Figure contents as structured data >>
####################

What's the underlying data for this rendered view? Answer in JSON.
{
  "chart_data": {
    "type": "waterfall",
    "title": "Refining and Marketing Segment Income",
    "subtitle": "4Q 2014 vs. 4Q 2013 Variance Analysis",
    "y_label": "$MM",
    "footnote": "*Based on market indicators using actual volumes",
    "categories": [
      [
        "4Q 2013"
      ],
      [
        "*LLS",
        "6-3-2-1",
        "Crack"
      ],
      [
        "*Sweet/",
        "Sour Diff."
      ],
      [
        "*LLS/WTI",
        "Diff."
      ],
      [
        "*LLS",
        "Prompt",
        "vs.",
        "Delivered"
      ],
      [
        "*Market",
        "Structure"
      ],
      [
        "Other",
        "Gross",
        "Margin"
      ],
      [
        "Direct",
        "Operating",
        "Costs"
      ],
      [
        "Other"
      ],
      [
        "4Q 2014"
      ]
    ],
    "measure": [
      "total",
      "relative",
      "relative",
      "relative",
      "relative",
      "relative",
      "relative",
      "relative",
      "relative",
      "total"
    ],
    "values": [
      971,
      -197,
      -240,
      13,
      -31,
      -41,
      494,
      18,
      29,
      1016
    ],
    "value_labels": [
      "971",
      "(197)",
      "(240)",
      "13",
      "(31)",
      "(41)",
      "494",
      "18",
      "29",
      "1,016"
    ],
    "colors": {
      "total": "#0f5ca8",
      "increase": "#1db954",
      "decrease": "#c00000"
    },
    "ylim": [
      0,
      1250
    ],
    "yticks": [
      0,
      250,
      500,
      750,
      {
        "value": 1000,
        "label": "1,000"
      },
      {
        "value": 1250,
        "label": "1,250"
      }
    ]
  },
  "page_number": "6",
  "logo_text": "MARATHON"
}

####################

Every line above should be written out again exactly as it stands.

Solution for this exercise >>
What's the underlying data for this rendered view? Answer in JSON.
{
  "chart_data": {
    "type": "waterfall",
    "title": "Refining and Marketing Segment Income",
    "subtitle": "4Q 2014 vs. 4Q 2013 Variance Analysis",
    "y_label": "$MM",
    "footnote": "*Based on market indicators using actual volumes",
    "categories": [
      [
        "4Q 2013"
      ],
      [
        "*LLS",
        "6-3-2-1",
        "Crack"
      ],
      [
        "*Sweet/",
        "Sour Diff."
      ],
      [
        "*LLS/WTI",
        "Diff."
      ],
      [
        "*LLS",
        "Prompt",
        "vs.",
        "Delivered"
      ],
      [
        "*Market",
        "Structure"
      ],
      [
        "Other",
        "Gross",
        "Margin"
      ],
      [
        "Direct",
        "Operating",
        "Costs"
      ],
      [
        "Other"
      ],
      [
        "4Q 2014"
      ]
    ],
    "measure": [
      "total",
      "relative",
      "relative",
      "relative",
      "relative",
      "relative",
      "relative",
      "relative",
      "relative",
      "total"
    ],
    "values": [
      971,
      -197,
      -240,
      13,
      -31,
      -41,
      494,
      18,
      29,
      1016
    ],
    "value_labels": [
      "971",
      "(197)",
      "(240)",
      "13",
      "(31)",
      "(41)",
      "494",
      "18",
      "29",
      "1,016"
    ],
    "colors": {
      "total": "#0f5ca8",
      "increase": "#1db954",
      "decrease": "#c00000"
    },
    "ylim": [
      0,
      1250
    ],
    "yticks": [
      0,
      250,
      500,
      750,
      {
        "value": 1000,
        "label": "1,000"
      },
      {
        "value": 1250,
        "label": "1,250"
      }
    ]
  },
  "page_number": "6",
  "logo_text": "MARATHON"
}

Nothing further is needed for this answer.